How come CRDs come into the game here? My understanding is that this is about building controller binaries and shipping container images.

A container image for a controller is directly tied to a CRD. If the metadata is off or wrong there, it won't install properly. E.g., here is the container reference for my CRD that the user applies (that single file) to do the entire deployment. https://github.com/flux-framework/flux-operator/blob/76c4754f90043dfc7afecc16ade053549c89ba18/examples/dist/flux-operator.yaml#L1398. The chart is just a more separated variant of that, where the version (or tag) is filled with a variable, e.g., here is the same. https://github.com/flux-framework/flux-operator/blob/76c4754f90043dfc7afecc16ade053549c89ba18/chart/templates/deployment.yaml#L58

If understand well, building and pushing images separately for each platform is faster than using docker buildx build/push --platforms=$(SOME_PLATFORM) ?

◆ **MATERIAL PROVIDED**
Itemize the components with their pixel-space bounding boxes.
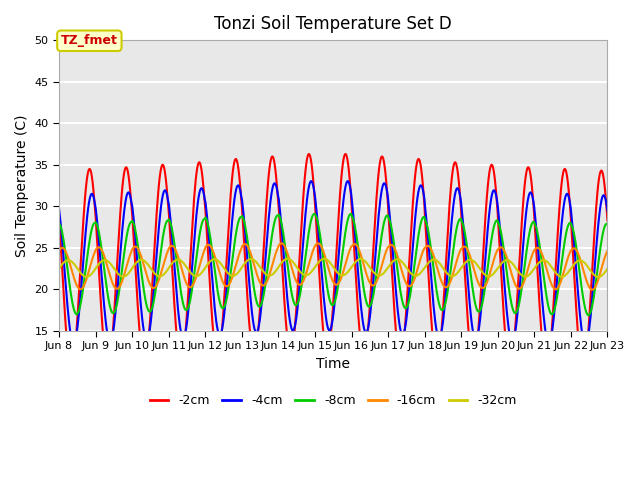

◆ **DO THIS**
Answer these questions about the excerpt on CRDs and container images:
1. What did the first speaker understand the matter to be about?
2. In the chart, what is filled in with a variable?
3. Which docker command is compared with building and pushing images separately for each platform?

◆ **REPLY**
1. Building controller binaries and shipping container images.
2. The version (or tag).
3. docker buildx build/push --platforms=$(SOME_PLATFORM)